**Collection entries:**
-- start --
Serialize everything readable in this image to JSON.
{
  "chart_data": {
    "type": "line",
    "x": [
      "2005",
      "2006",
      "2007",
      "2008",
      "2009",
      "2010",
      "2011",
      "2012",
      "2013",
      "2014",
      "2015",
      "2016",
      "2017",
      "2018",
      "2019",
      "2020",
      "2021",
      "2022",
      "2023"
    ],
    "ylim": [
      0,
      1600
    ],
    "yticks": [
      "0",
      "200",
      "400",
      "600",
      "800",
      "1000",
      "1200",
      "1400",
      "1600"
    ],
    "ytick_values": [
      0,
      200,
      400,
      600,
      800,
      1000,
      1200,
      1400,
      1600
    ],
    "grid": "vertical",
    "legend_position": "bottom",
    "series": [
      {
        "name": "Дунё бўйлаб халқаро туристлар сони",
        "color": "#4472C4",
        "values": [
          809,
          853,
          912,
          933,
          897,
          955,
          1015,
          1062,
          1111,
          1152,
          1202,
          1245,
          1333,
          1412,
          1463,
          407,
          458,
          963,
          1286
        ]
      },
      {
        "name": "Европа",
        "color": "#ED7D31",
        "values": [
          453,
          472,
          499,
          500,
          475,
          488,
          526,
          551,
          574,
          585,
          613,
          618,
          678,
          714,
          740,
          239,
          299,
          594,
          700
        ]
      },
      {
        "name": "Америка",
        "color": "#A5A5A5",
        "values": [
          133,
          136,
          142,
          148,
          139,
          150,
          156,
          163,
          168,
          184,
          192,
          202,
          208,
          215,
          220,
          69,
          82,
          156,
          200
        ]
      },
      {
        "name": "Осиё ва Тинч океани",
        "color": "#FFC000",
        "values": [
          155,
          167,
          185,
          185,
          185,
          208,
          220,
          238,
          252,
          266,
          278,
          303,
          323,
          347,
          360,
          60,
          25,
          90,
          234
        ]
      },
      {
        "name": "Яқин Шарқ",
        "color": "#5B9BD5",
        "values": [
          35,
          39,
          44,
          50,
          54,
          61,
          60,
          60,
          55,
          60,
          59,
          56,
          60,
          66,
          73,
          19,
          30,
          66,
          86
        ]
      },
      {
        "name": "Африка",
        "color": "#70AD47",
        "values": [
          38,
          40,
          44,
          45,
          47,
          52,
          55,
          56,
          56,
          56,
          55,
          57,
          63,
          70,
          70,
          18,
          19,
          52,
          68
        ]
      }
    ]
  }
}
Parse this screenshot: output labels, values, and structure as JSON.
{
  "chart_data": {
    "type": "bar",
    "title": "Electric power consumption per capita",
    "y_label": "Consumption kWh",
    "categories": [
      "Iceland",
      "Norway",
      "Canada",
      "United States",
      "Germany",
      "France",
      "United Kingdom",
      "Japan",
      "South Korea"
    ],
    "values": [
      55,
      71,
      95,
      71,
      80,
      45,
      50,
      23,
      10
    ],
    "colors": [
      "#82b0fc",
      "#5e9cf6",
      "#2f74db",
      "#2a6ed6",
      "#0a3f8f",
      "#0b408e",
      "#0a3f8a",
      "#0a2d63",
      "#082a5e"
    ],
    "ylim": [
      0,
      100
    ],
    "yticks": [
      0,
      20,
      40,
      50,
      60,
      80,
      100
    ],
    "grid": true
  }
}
-- end --
**DIRECTIVE:**
Repeat every record, keeping each word and mark exactly as it is.

**SOLVED PROBLEM:**
Serialize everything readable in this image to JSON.
{
  "chart_data": {
    "type": "line",
    "x": [
      "2005",
      "2006",
      "2007",
      "2008",
      "2009",
      "2010",
      "2011",
      "2012",
      "2013",
      "2014",
      "2015",
      "2016",
      "2017",
      "2018",
      "2019",
      "2020",
      "2021",
      "2022",
      "2023"
    ],
    "ylim": [
      0,
      1600
    ],
    "yticks": [
      "0",
      "200",
      "400",
      "600",
      "800",
      "1000",
      "1200",
      "1400",
      "1600"
    ],
    "ytick_values": [
      0,
      200,
      400,
      600,
      800,
      1000,
      1200,
      1400,
      1600
    ],
    "grid": "vertical",
    "legend_position": "bottom",
    "series": [
      {
        "name": "Дунё бўйлаб халқаро туристлар сони",
        "color": "#4472C4",
        "values": [
          809,
          853,
          912,
          933,
          897,
          955,
          1015,
          1062,
          1111,
          1152,
          1202,
          1245,
          1333,
          1412,
          1463,
          407,
          458,
          963,
          1286
        ]
      },
      {
        "name": "Европа",
        "color": "#ED7D31",
        "values": [
          453,
          472,
          499,
          500,
          475,
          488,
          526,
          551,
          574,
          585,
          613,
          618,
          678,
          714,
          740,
          239,
          299,
          594,
          700
        ]
      },
      {
        "name": "Америка",
        "color": "#A5A5A5",
        "values": [
          133,
          136,
          142,
          148,
          139,
          150,
          156,
          163,
          168,
          184,
          192,
          202,
          208,
          215,
          220,
          69,
          82,
          156,
          200
        ]
      },
      {
        "name": "Осиё ва Тинч океани",
        "color": "#FFC000",
        "values": [
          155,
          167,
          185,
          185,
          185,
          208,
          220,
          238,
          252,
          266,
          278,
          303,
          323,
          347,
          360,
          60,
          25,
          90,
          234
        ]
      },
      {
        "name": "Яқин Шарқ",
        "color": "#5B9BD5",
        "values": [
          35,
          39,
          44,
          50,
          54,
          61,
          60,
          60,
          55,
          60,
          59,
          56,
          60,
          66,
          73,
          19,
          30,
          66,
          86
        ]
      },
      {
        "name": "Африка",
        "color": "#70AD47",
        "values": [
          38,
          40,
          44,
          45,
          47,
          52,
          55,
          56,
          56,
          56,
          55,
          57,
          63,
          70,
          70,
          18,
          19,
          52,
          68
        ]
      }
    ]
  }
}
Parse this screenshot: output labels, values, and structure as JSON.
{
  "chart_data": {
    "type": "bar",
    "title": "Electric power consumption per capita",
    "y_label": "Consumption kWh",
    "categories": [
      "Iceland",
      "Norway",
      "Canada",
      "United States",
      "Germany",
      "France",
      "United Kingdom",
      "Japan",
      "South Korea"
    ],
    "values": [
      55,
      71,
      95,
      71,
      80,
      45,
      50,
      23,
      10
    ],
    "colors": [
      "#82b0fc",
      "#5e9cf6",
      "#2f74db",
      "#2a6ed6",
      "#0a3f8f",
      "#0b408e",
      "#0a3f8a",
      "#0a2d63",
      "#082a5e"
    ],
    "ylim": [
      0,
      100
    ],
    "yticks": [
      0,
      20,
      40,
      50,
      60,
      80,
      100
    ],
    "grid": true
  }
}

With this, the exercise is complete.